▶ DOCUMENT SECTION:
——

Birds are only the most obvious migrants that come and go in New Jersey.

Monarch butterflies heading toward their wintering grounds in Mexico this year draped tree branches in one of the greatest displays ever seen in New Jersey, said Gretchen Wilson, director of the Cape May Nature Center.

“We saw hundreds of thousands of Monarchs,” she said. “It was the best year in 20 years. If you were in Cape May on Sept. 18, it was an amazing thing to see.”

Likewise, some of the largest animals on the planet come within seashell-skipping distance of the beach. Humpback, fin and right whales are making their southerly migration now along the coast, drawing admirers wherever they go.

Adult males and females with calves spend the winter off the Dominican Republic. But juvenile whales prowl New Jersey waters throughout the year, said Capt. Jeff Stewart Jr., who pilots the Cape May Whale Watcher tourist boat in Lower Township.

“This is a nutrient-rich area. We observe them feeding on a regular basis,” he said.

Fin whales are the second-largest animals on Earth, but try finding one in the vast Atlantic Ocean, Stewart said.

“If it was easy, anyone would do it. It’s a daunting task every time we go out,” he said. “One thing about whales — they’re pretty solitary animals. They spend most of their lives by themselves. They come together in associations that could last 5 minutes or a couple days.”

And in October some whales came remarkably close to shore.

“We’ve seen a huge number of sightings of humpbacks this fall off Long Beach Island and Atlantic City,” said Bob Schoelkopf, director of the Marine Mammal Stranding Center in Brigantine.

He once saw a humpback whale breach high out of the water within view of the Atlantic City Boardwalk. Sights like that are unusual but memorable.

The stranding center is busier now  as harbor, harp and gray seals venture away from their Arctic breeding grounds to spend the winter loafing on New Jersey beaches. Every year, the center catches seals — most of them pups — afflicted by parasites or illness and too weak to survive on their own.

Last year the center even caught a wayward manatee that ventured up to Linden, Union County, in October, despite cold northern waters that likely would have doomed it. The U.S. Coast Guard flew the sea cow back to Florida, where it was released near Miami.

Changing patterns

Thanks to advances in technology, researchers are spending more time studying the survival strategies of long-distance travel and the potential risks it entails. Tiny data loggers allow them to track animals day by day as they traverse the globe.

Loss of habitat and the spread of human development take a yearly toll, New Jersey Audubon’s Dunne said.

One day in the 1980s, Lower Township police called on his expertise to explain why dozens of dead birds had been found in two suburban yards.

“They said a woman told them flying saucers were killing birds in her neighborhood and wanted to know if I wanted to investigate,” he recalled. “I said, ‘Absolutely.’“

The explanation was less intriguing than the question. Migrating flocks of thrushes and warblers had descended on the county and, ignorant of the terrain, struck windows in the neighborhood. Dunne had found two dead outside his hotel room in Wildwood Crest the same morning.

——

▶ INFORMATION GIVEN:
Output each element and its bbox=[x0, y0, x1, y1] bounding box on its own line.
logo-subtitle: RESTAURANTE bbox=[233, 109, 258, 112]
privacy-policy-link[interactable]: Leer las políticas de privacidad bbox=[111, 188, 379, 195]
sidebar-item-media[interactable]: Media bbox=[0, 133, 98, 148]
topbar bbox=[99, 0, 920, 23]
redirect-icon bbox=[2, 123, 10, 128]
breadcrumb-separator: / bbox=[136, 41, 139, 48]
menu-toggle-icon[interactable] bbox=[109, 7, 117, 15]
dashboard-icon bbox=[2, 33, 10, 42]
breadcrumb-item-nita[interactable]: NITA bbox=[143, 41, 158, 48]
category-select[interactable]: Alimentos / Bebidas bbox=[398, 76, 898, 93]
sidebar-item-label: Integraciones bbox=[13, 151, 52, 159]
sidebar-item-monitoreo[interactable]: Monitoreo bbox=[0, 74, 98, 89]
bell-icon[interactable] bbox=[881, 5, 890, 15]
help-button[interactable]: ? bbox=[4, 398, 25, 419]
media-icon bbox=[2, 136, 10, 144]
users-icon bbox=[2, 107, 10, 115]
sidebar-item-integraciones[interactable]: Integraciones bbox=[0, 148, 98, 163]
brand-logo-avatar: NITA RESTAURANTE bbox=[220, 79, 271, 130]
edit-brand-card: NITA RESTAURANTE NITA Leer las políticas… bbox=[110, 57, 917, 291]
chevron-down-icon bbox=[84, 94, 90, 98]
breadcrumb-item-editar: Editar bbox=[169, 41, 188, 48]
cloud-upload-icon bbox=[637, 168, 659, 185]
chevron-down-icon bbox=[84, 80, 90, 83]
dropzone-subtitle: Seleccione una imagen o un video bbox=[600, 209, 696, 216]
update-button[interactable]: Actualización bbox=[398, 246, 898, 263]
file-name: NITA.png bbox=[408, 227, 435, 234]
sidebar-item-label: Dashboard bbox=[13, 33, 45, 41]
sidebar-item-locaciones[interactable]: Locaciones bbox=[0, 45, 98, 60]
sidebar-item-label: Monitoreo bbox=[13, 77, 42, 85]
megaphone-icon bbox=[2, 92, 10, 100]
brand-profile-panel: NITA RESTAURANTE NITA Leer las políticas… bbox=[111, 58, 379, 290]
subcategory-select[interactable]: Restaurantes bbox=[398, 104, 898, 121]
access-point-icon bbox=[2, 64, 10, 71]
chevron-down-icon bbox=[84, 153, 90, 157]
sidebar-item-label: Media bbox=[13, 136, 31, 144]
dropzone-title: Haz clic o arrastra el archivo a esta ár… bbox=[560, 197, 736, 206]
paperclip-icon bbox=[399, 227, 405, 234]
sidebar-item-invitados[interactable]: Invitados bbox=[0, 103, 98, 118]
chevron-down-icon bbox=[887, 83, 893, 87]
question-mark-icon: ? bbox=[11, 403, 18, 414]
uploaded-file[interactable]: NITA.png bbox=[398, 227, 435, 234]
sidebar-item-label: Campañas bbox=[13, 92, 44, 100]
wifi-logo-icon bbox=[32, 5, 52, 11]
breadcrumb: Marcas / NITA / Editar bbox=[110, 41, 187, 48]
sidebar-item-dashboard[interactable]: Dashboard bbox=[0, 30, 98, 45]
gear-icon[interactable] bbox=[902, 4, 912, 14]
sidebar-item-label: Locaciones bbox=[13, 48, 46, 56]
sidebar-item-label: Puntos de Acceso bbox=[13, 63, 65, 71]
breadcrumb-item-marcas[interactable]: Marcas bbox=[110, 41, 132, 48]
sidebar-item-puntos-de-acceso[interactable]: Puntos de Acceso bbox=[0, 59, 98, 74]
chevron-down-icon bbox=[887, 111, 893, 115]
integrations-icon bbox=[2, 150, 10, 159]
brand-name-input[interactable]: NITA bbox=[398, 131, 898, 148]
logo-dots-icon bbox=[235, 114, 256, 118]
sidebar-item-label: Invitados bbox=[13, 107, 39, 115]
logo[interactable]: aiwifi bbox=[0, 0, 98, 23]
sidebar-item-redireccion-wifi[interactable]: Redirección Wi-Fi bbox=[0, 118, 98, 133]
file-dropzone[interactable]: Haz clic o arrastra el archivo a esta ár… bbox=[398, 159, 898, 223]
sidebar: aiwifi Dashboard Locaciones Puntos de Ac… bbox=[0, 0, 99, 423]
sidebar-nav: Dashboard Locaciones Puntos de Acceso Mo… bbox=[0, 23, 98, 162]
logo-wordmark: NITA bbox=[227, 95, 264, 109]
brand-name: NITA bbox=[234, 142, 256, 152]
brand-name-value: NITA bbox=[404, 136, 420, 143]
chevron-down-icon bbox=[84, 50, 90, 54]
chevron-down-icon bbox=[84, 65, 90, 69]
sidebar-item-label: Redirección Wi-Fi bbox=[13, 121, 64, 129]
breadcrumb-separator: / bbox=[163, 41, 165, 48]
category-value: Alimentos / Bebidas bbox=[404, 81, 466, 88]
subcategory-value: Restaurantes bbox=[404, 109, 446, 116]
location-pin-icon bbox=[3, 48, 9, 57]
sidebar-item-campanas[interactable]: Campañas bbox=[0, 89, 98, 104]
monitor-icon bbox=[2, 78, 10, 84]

——

▶ WORK TO DO:
• A. In the article on New Jersey's migrating animals, reproduce word for word the passage starting at "The stranding center" and ending at "traverse the globe.".
• B. Name every kind of seal that the article on New Jersey's migrating animals mentions.

▶ EXPECTED RESULTS:
• A.
The stranding center is busier now  as harbor, harp and gray seals venture away from their Arctic breeding grounds to spend the winter loafing on New Jersey beaches. Every year, the center catches seals — most of them pups — afflicted by parasites or illness and too weak to survive on their own.

Last year the center even caught a wayward manatee that ventured up to Linden, Union County, in October, despite cold northern waters that likely would have doomed it. The U.S. Coast Guard flew the sea cow back to Florida, where it was released near Miami.

Changing patterns

Thanks to advances in technology, researchers are spending more time studying the survival strategies of long-distance travel and the potential risks it entails. Tiny data loggers allow them to track animals day by day as they traverse the globe.

• B. Harbor seals, harp seals, gray seals